Extract every line of the material below and reproduce it faithfully.

>> begin Data for the task

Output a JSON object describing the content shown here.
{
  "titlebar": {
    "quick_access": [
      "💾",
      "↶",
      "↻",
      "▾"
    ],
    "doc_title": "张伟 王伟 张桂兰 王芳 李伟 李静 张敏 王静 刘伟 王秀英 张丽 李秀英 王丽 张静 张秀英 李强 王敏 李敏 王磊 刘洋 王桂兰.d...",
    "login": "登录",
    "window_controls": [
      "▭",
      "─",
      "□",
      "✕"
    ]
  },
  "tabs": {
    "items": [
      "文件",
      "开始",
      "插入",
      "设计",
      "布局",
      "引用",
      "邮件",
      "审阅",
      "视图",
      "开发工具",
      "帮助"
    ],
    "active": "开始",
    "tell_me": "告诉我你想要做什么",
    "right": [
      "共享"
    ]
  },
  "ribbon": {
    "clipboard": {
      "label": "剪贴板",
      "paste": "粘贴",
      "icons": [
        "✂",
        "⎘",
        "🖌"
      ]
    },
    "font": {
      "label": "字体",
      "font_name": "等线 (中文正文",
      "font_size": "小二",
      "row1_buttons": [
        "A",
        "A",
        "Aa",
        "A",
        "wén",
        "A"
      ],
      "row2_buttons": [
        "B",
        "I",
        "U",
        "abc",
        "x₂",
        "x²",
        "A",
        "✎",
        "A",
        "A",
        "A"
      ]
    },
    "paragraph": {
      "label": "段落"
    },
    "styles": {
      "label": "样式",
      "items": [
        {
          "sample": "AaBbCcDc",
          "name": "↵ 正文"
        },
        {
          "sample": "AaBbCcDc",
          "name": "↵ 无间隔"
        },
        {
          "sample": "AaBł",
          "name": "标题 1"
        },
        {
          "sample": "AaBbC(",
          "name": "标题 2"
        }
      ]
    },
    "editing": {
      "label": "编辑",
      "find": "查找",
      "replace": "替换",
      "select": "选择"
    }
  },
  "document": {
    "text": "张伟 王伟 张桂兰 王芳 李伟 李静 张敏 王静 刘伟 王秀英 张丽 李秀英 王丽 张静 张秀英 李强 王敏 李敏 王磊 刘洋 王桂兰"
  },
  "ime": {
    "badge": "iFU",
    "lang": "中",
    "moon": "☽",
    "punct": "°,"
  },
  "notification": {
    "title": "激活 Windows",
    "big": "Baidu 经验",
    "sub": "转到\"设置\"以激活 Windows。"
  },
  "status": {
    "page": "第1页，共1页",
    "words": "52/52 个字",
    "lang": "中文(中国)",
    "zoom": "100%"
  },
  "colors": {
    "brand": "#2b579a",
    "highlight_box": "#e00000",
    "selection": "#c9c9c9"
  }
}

>> end Data for the task

Task output:
Output a JSON object describing the content shown here.
{
  "titlebar": {
    "quick_access": [
      "💾",
      "↶",
      "↻",
      "▾"
    ],
    "doc_title": "张伟 王伟 张桂兰 王芳 李伟 李静 张敏 王静 刘伟 王秀英 张丽 李秀英 王丽 张静 张秀英 李强 王敏 李敏 王磊 刘洋 王桂兰.d...",
    "login": "登录",
    "window_controls": [
      "▭",
      "─",
      "□",
      "✕"
    ]
  },
  "tabs": {
    "items": [
      "文件",
      "开始",
      "插入",
      "设计",
      "布局",
      "引用",
      "邮件",
      "审阅",
      "视图",
      "开发工具",
      "帮助"
    ],
    "active": "开始",
    "tell_me": "告诉我你想要做什么",
    "right": [
      "共享"
    ]
  },
  "ribbon": {
    "clipboard": {
      "label": "剪贴板",
      "paste": "粘贴",
      "icons": [
        "✂",
        "⎘",
        "🖌"
      ]
    },
    "font": {
      "label": "字体",
      "font_name": "等线 (中文正文",
      "font_size": "小二",
      "row1_buttons": [
        "A",
        "A",
        "Aa",
        "A",
        "wén",
        "A"
      ],
      "row2_buttons": [
        "B",
        "I",
        "U",
        "abc",
        "x₂",
        "x²",
        "A",
        "✎",
        "A",
        "A",
        "A"
      ]
    },
    "paragraph": {
      "label": "段落"
    },
    "styles": {
      "label": "样式",
      "items": [
        {
          "sample": "AaBbCcDc",
          "name": "↵ 正文"
        },
        {
          "sample": "AaBbCcDc",
          "name": "↵ 无间隔"
        },
        {
          "sample": "AaBł",
          "name": "标题 1"
        },
        {
          "sample": "AaBbC(",
          "name": "标题 2"
        }
      ]
    },
    "editing": {
      "label": "编辑",
      "find": "查找",
      "replace": "替换",
      "select": "选择"
    }
  },
  "document": {
    "text": "张伟 王伟 张桂兰 王芳 李伟 李静 张敏 王静 刘伟 王秀英 张丽 李秀英 王丽 张静 张秀英 李强 王敏 李敏 王磊 刘洋 王桂兰"
  },
  "ime": {
    "badge": "iFU",
    "lang": "中",
    "moon": "☽",
    "punct": "°,"
  },
  "notification": {
    "title": "激活 Windows",
    "big": "Baidu 经验",
    "sub": "转到\"设置\"以激活 Windows。"
  },
  "status": {
    "page": "第1页，共1页",
    "words": "52/52 个字",
    "lang": "中文(中国)",
    "zoom": "100%"
  },
  "colors": {
    "brand": "#2b579a",
    "highlight_box": "#e00000",
    "selection": "#c9c9c9"
  }
}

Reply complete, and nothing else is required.